- _Task objective_
Read the lines that follow and pick out every one containing the word "Dems".

Extracted data entries
+ + + + +
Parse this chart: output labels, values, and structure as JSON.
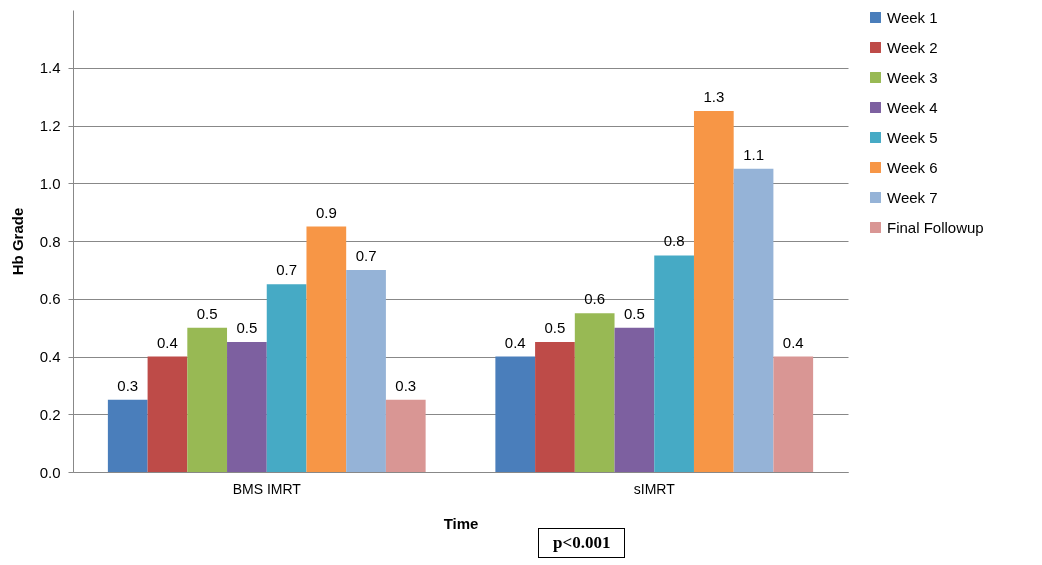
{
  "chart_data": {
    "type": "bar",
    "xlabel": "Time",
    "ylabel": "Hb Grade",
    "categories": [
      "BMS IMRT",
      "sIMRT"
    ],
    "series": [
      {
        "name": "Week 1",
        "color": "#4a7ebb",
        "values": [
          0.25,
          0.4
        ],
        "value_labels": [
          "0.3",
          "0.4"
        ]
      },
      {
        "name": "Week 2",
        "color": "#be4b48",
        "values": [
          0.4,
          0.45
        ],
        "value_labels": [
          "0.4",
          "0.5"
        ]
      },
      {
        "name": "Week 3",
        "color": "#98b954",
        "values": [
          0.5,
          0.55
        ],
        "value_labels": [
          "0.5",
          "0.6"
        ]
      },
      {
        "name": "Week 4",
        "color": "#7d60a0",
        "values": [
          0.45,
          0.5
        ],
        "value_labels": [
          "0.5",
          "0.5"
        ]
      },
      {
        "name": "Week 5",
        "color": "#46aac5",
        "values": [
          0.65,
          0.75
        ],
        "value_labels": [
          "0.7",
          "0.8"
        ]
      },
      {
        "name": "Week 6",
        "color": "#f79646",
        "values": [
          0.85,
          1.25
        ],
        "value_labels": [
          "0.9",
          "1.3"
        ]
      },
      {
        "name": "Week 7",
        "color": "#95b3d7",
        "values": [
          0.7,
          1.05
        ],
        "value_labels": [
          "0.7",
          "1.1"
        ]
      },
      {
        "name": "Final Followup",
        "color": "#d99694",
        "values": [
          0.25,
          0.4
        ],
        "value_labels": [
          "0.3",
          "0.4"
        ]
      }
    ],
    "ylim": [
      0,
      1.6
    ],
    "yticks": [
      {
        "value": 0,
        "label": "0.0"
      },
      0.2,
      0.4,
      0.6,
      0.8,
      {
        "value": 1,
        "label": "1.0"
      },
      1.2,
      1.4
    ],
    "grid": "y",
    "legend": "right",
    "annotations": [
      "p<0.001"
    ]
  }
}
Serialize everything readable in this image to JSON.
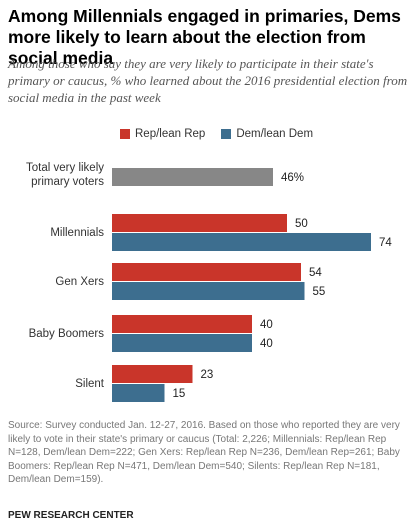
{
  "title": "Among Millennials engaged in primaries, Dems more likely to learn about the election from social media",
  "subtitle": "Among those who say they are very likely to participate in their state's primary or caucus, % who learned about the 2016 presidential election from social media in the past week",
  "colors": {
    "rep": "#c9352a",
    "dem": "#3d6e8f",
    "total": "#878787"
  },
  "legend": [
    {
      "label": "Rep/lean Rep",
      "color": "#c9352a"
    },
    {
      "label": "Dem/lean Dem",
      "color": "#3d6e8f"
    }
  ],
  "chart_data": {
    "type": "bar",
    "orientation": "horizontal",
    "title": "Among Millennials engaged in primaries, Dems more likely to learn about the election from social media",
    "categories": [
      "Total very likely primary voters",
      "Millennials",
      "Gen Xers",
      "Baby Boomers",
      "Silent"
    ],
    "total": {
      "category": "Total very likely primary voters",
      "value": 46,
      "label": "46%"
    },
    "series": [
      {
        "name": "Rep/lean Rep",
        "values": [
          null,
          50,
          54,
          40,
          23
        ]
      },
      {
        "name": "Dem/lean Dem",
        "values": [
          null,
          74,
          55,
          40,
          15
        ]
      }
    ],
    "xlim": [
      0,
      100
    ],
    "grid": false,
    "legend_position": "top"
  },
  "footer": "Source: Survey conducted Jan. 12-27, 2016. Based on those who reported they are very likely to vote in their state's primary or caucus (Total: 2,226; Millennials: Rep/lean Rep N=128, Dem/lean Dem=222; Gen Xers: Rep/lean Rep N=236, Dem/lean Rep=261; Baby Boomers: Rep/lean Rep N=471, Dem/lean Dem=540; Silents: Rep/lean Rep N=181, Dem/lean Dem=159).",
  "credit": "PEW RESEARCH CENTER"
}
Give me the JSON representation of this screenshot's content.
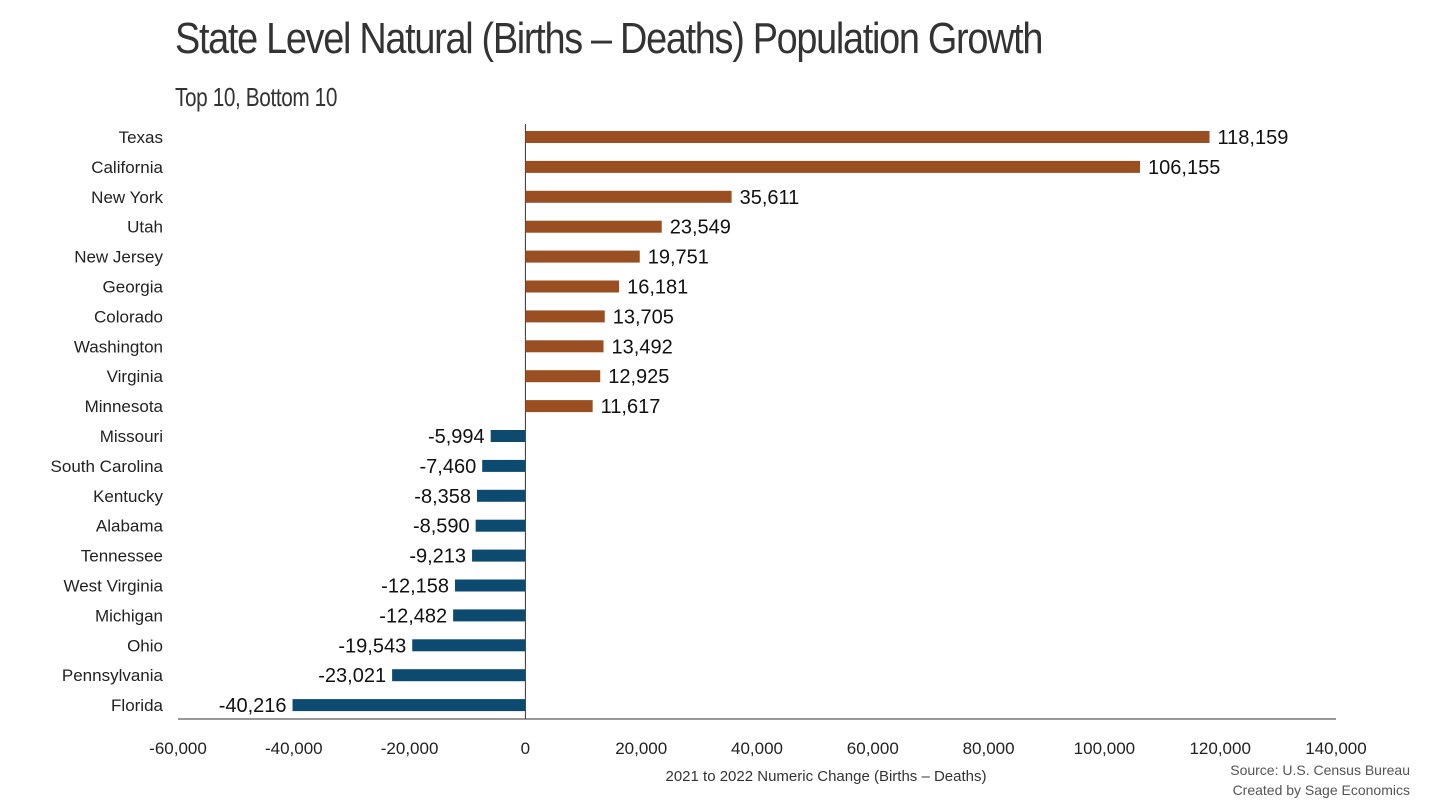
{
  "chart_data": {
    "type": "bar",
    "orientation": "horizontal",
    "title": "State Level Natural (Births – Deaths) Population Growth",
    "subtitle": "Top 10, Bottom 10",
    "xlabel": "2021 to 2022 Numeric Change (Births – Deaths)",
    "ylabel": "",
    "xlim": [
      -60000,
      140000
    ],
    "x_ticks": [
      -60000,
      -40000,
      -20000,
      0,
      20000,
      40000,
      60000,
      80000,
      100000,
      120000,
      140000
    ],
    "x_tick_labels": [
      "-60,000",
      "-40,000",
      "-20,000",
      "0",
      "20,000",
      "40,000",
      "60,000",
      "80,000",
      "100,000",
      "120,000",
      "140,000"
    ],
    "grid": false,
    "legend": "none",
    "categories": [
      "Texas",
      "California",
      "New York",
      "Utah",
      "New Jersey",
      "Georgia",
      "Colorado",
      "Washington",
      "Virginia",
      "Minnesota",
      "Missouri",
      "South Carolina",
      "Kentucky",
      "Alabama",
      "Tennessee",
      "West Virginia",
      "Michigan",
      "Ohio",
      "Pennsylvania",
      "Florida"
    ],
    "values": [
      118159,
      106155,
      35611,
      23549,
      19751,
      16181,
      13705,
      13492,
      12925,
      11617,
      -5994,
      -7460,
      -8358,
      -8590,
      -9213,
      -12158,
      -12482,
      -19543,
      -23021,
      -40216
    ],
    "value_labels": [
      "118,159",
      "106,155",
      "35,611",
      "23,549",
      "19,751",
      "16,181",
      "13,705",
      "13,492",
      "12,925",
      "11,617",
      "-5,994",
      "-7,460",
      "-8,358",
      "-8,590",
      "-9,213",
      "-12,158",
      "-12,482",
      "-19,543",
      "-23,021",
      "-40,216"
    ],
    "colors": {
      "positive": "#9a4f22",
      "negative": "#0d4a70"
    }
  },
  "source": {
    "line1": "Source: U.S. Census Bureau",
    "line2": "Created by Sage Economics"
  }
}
+ + + + +
- _Result below_
  "title": "Among Millennials engaged in primaries, Dems more likely to learn about the election from social media",
    "title": "Among Millennials engaged in primaries, Dems more likely to learn about the election from social media",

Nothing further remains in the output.